** Required work **
Pull every line containing "Sleeve" from the entries.

Dataset listings of figures
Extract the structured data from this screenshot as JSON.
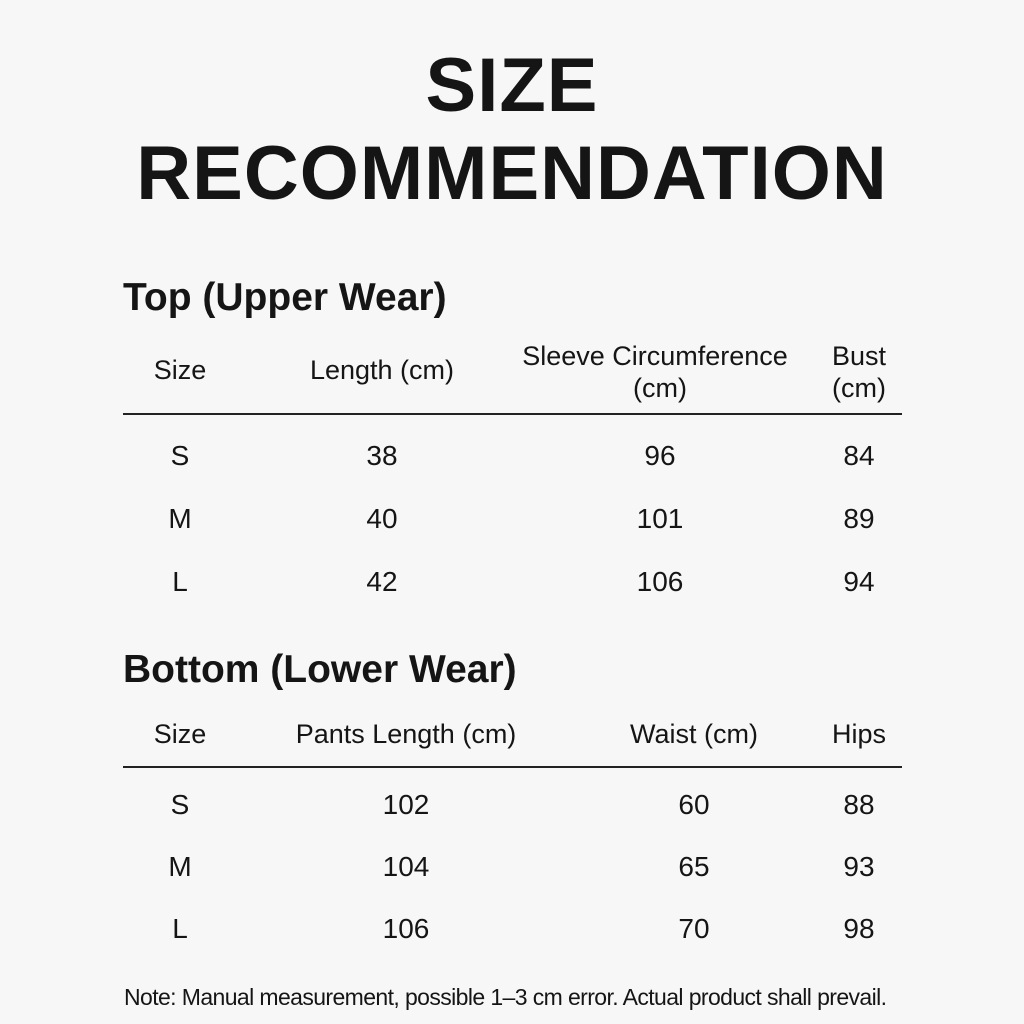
{
  "title": {
    "line1": "SIZE",
    "line2": "RECOMMENDATION"
  },
  "top": {
    "heading": "Top (Upper Wear)",
    "headers": [
      "Size",
      "Length (cm)",
      "Sleeve Circumference (cm)",
      "Bust (cm)"
    ],
    "header_lines": [
      [
        "Size"
      ],
      [
        "Length (cm)"
      ],
      [
        "Sleeve Circumference",
        "(cm)"
      ],
      [
        "Bust",
        "(cm)"
      ]
    ],
    "rows": [
      [
        "S",
        "38",
        "96",
        "84"
      ],
      [
        "M",
        "40",
        "101",
        "89"
      ],
      [
        "L",
        "42",
        "106",
        "94"
      ]
    ]
  },
  "bottom": {
    "heading": "Bottom (Lower Wear)",
    "headers": [
      "Size",
      "Pants Length (cm)",
      "Waist (cm)",
      "Hips"
    ],
    "rows": [
      [
        "S",
        "102",
        "60",
        "88"
      ],
      [
        "M",
        "104",
        "65",
        "93"
      ],
      [
        "L",
        "106",
        "70",
        "98"
      ]
    ]
  },
  "note": "Note: Manual measurement, possible 1–3 cm error. Actual product shall prevail."
}
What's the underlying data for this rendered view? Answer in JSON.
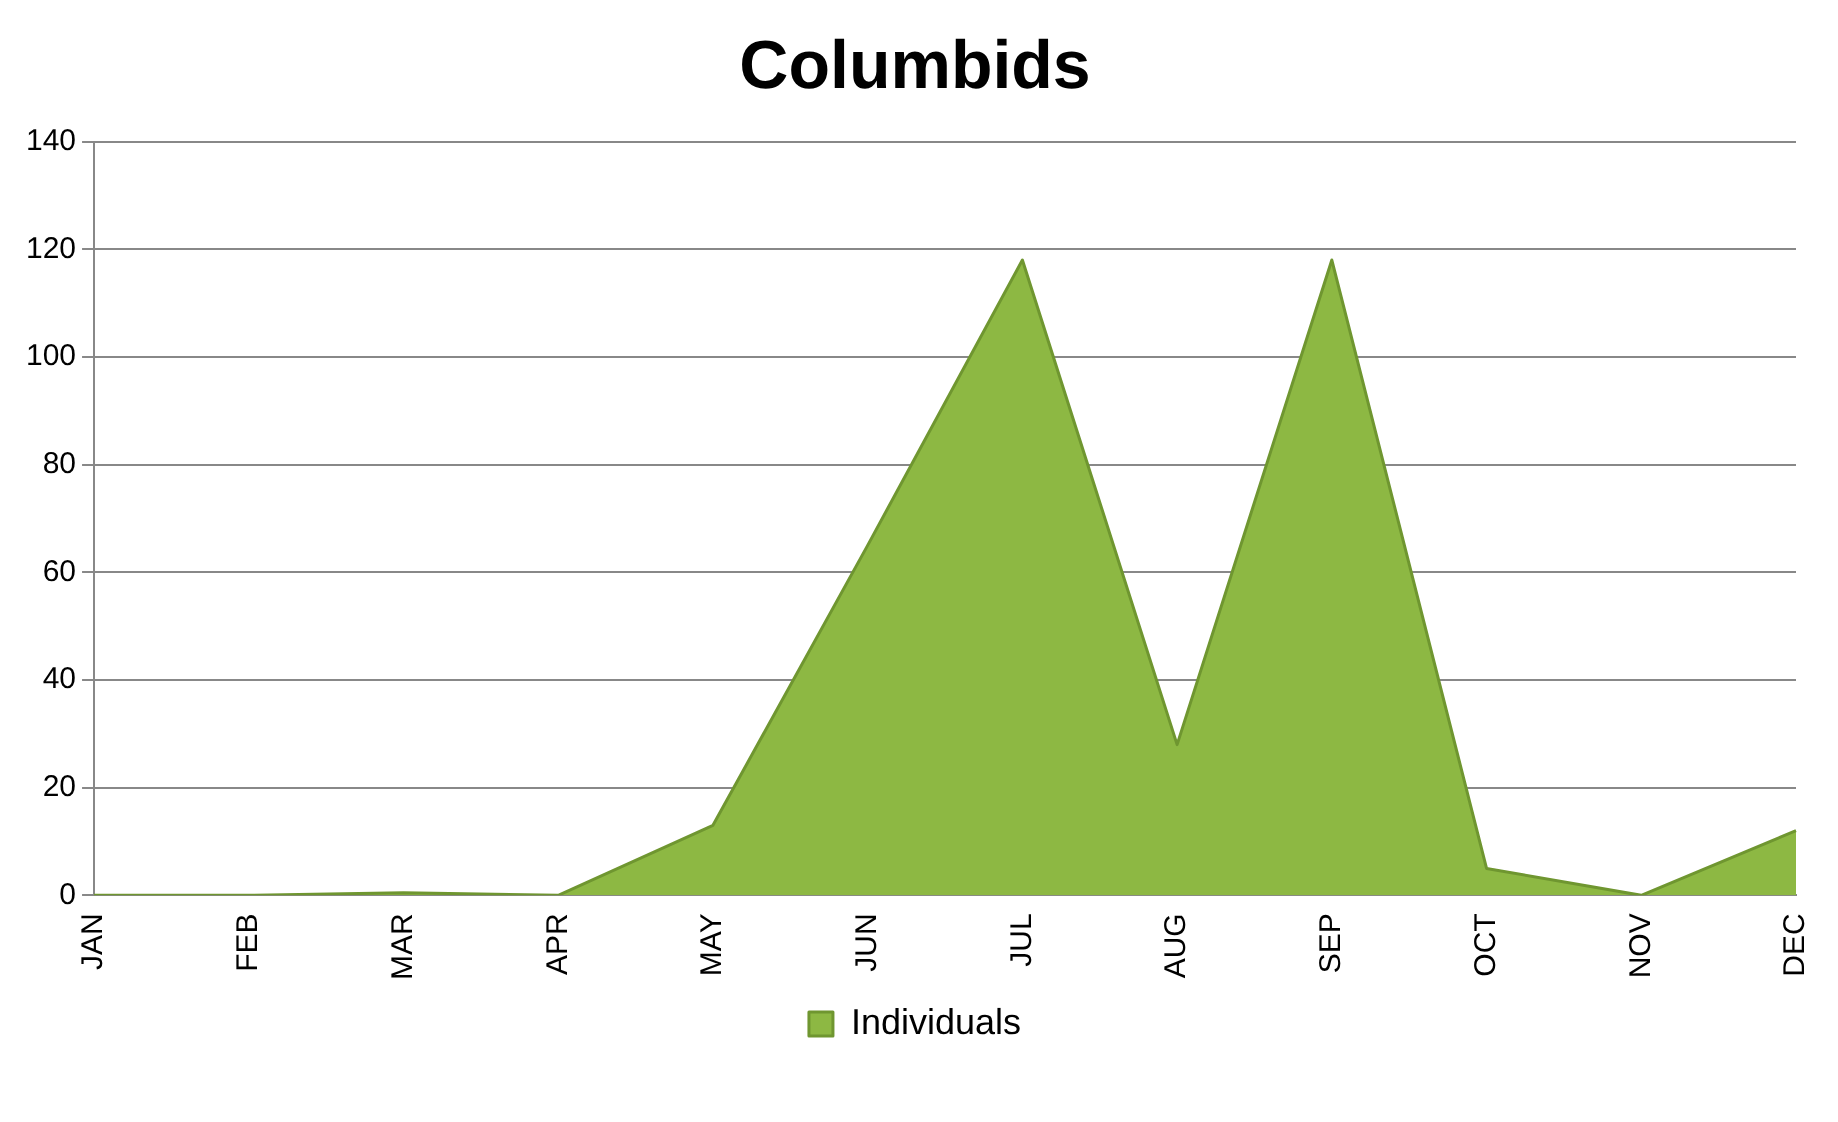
{
  "chart_data": {
    "type": "area",
    "title": "Columbids",
    "categories": [
      "JAN",
      "FEB",
      "MAR",
      "APR",
      "MAY",
      "JUN",
      "JUL",
      "AUG",
      "SEP",
      "OCT",
      "NOV",
      "DEC"
    ],
    "series": [
      {
        "name": "Individuals",
        "color": "#8db843",
        "values": [
          0,
          0,
          0.5,
          0,
          13,
          65,
          118,
          28,
          118,
          5,
          0,
          12
        ]
      }
    ],
    "ylim": [
      0,
      140
    ],
    "yticks": [
      0,
      20,
      40,
      60,
      80,
      100,
      120,
      140
    ],
    "grid": "y",
    "legend": "bottom"
  }
}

** Completed exercise **
      "Sleeve Circumference (cm)",
        "Sleeve Circumference",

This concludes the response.